Can you print the data exactly and leave out each image?

● ● ● ● ● ● ●

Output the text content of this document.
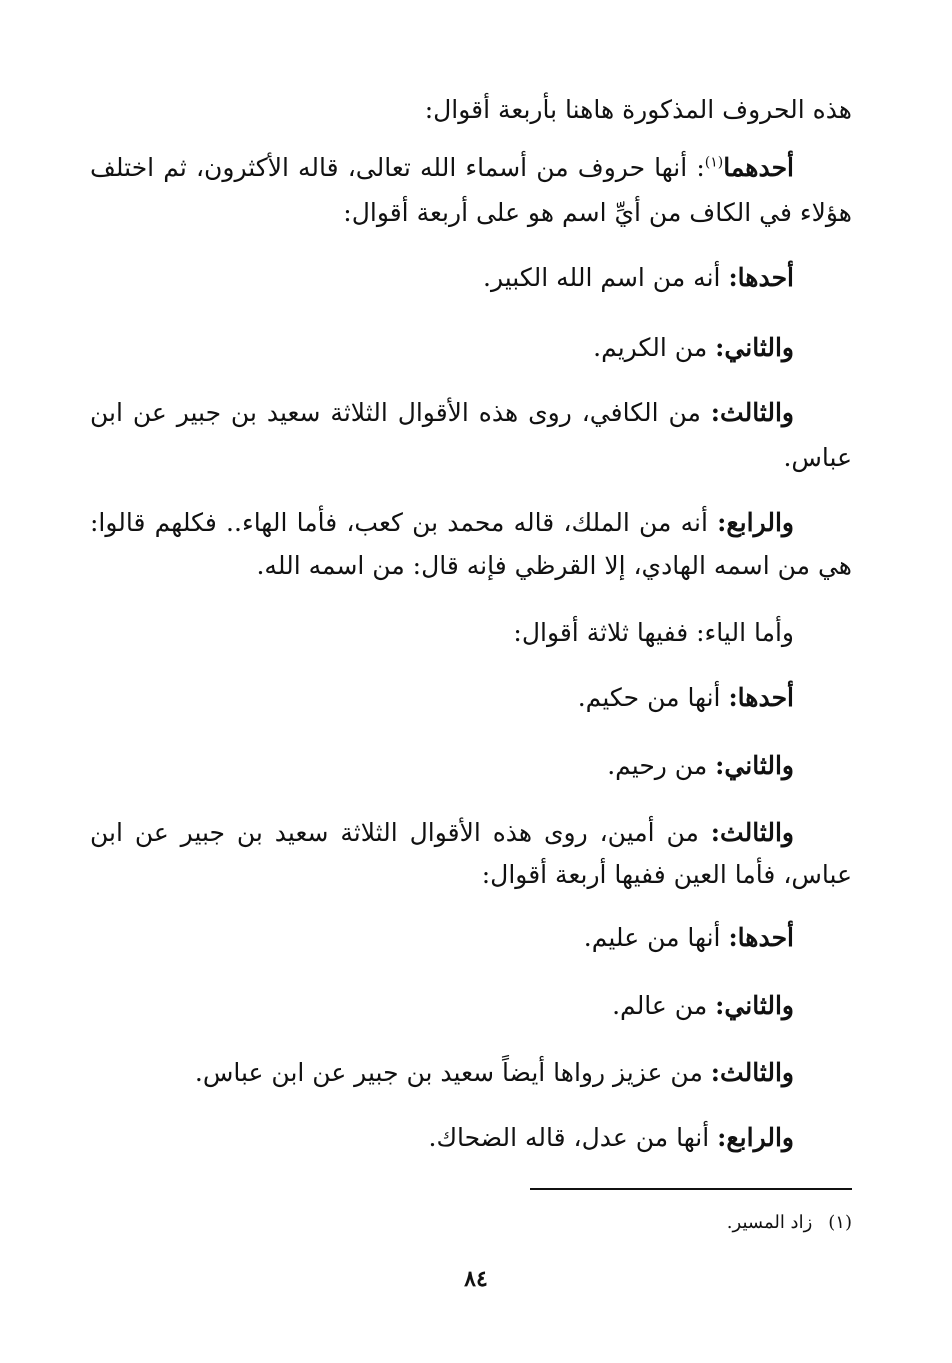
هذه الحروف المذكورة هاهنا بأربعة أقوال:
أحدهما$^{(١)}$: أنها حروف من أسماء الله تعالى، قاله الأكثرون، ثم اختلف
هؤلاء في الكاف من أيِّ اسم هو على أربعة أقوال:
أحدها: أنه من اسم الله الكبير.
والثاني: من الكريم.
والثالث: من الكافي، روى هذه الأقوال الثلاثة سعيد بن جبير عن ابن
عباس.
والرابع: أنه من الملك، قاله محمد بن كعب، فأما الهاء.. فكلهم قالوا:
هي من اسمه الهادي، إلا القرظي فإنه قال: من اسمه الله.
وأما الياء: ففيها ثلاثة أقوال:
أحدها: أنها من حكيم.
والثاني: من رحيم.
والثالث: من أمين، روى هذه الأقوال الثلاثة سعيد بن جبير عن ابن
عباس، فأما العين ففيها أربعة أقوال:
أحدها: أنها من عليم.
والثاني: من عالم.
والثالث: من عزيز رواها أيضاً سعيد بن جبير عن ابن عباس.
والرابع: أنها من عدل، قاله الضحاك.
(١)زاد المسير.
٨٤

● ● ● ● ● ● ●

● FINISHED TASK:
Output the text content of this document.
هذه الحروف المذكورة هاهنا بأربعة أقوال:
أحدهما$^{(١)}$: أنها حروف من أسماء الله تعالى، قاله الأكثرون، ثم اختلف
هؤلاء في الكاف من أيِّ اسم هو على أربعة أقوال:
أحدها: أنه من اسم الله الكبير.
والثاني: من الكريم.
والثالث: من الكافي، روى هذه الأقوال الثلاثة سعيد بن جبير عن ابن
عباس.
والرابع: أنه من الملك، قاله محمد بن كعب، فأما الهاء.. فكلهم قالوا:
هي من اسمه الهادي، إلا القرظي فإنه قال: من اسمه الله.
وأما الياء: ففيها ثلاثة أقوال:
أحدها: أنها من حكيم.
والثاني: من رحيم.
والثالث: من أمين، روى هذه الأقوال الثلاثة سعيد بن جبير عن ابن
عباس، فأما العين ففيها أربعة أقوال:
أحدها: أنها من عليم.
والثاني: من عالم.
والثالث: من عزيز رواها أيضاً سعيد بن جبير عن ابن عباس.
والرابع: أنها من عدل، قاله الضحاك.
(١)زاد المسير.
٨٤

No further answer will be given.